**Work to be completed**
Copy all the entries word for word, but omit the pictures.

(Extracts from a graphics dataset)
— START —

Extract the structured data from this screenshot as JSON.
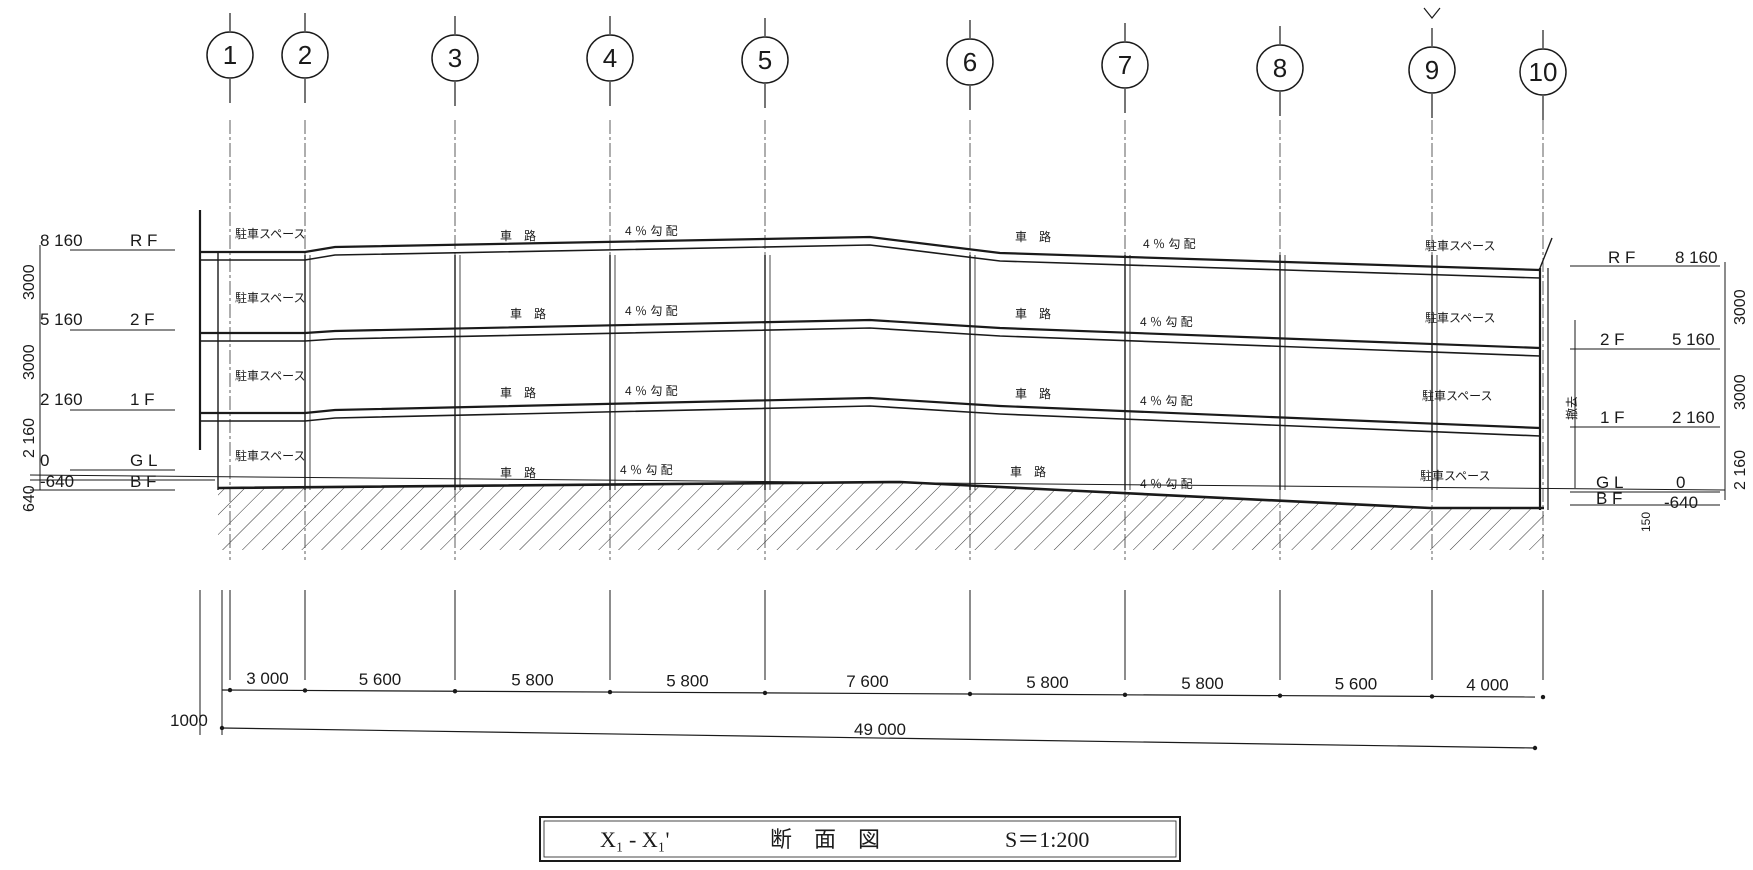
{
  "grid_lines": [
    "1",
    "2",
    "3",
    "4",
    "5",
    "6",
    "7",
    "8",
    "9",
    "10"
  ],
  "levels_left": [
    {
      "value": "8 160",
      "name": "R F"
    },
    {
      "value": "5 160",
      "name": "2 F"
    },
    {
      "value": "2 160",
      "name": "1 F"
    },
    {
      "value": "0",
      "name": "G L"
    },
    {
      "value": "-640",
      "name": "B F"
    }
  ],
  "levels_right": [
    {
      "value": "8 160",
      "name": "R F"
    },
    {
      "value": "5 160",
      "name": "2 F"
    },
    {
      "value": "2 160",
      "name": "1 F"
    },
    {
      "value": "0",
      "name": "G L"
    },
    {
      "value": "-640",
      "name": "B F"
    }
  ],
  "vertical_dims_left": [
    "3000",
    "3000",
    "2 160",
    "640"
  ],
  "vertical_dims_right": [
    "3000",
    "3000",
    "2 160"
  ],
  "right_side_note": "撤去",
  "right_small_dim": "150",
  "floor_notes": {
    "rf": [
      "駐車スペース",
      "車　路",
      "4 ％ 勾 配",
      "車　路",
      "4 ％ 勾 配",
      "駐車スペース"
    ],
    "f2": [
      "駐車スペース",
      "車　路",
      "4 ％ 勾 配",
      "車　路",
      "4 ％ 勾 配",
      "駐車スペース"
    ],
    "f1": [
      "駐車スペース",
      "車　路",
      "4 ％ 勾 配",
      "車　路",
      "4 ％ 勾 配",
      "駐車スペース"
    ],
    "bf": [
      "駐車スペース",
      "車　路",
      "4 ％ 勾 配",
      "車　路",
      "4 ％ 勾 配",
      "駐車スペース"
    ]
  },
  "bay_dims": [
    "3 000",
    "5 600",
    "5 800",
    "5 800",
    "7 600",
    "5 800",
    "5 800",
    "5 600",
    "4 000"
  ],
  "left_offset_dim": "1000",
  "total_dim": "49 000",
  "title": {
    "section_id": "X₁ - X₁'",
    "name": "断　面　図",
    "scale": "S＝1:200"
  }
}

— END —

**Exercise result**
Extract the structured data from this screenshot as JSON.
{
  "grid_lines": [
    "1",
    "2",
    "3",
    "4",
    "5",
    "6",
    "7",
    "8",
    "9",
    "10"
  ],
  "levels_left": [
    {
      "value": "8 160",
      "name": "R F"
    },
    {
      "value": "5 160",
      "name": "2 F"
    },
    {
      "value": "2 160",
      "name": "1 F"
    },
    {
      "value": "0",
      "name": "G L"
    },
    {
      "value": "-640",
      "name": "B F"
    }
  ],
  "levels_right": [
    {
      "value": "8 160",
      "name": "R F"
    },
    {
      "value": "5 160",
      "name": "2 F"
    },
    {
      "value": "2 160",
      "name": "1 F"
    },
    {
      "value": "0",
      "name": "G L"
    },
    {
      "value": "-640",
      "name": "B F"
    }
  ],
  "vertical_dims_left": [
    "3000",
    "3000",
    "2 160",
    "640"
  ],
  "vertical_dims_right": [
    "3000",
    "3000",
    "2 160"
  ],
  "right_side_note": "撤去",
  "right_small_dim": "150",
  "floor_notes": {
    "rf": [
      "駐車スペース",
      "車　路",
      "4 ％ 勾 配",
      "車　路",
      "4 ％ 勾 配",
      "駐車スペース"
    ],
    "f2": [
      "駐車スペース",
      "車　路",
      "4 ％ 勾 配",
      "車　路",
      "4 ％ 勾 配",
      "駐車スペース"
    ],
    "f1": [
      "駐車スペース",
      "車　路",
      "4 ％ 勾 配",
      "車　路",
      "4 ％ 勾 配",
      "駐車スペース"
    ],
    "bf": [
      "駐車スペース",
      "車　路",
      "4 ％ 勾 配",
      "車　路",
      "4 ％ 勾 配",
      "駐車スペース"
    ]
  },
  "bay_dims": [
    "3 000",
    "5 600",
    "5 800",
    "5 800",
    "7 600",
    "5 800",
    "5 800",
    "5 600",
    "4 000"
  ],
  "left_offset_dim": "1000",
  "total_dim": "49 000",
  "title": {
    "section_id": "X₁ - X₁'",
    "name": "断　面　図",
    "scale": "S＝1:200"
  }
}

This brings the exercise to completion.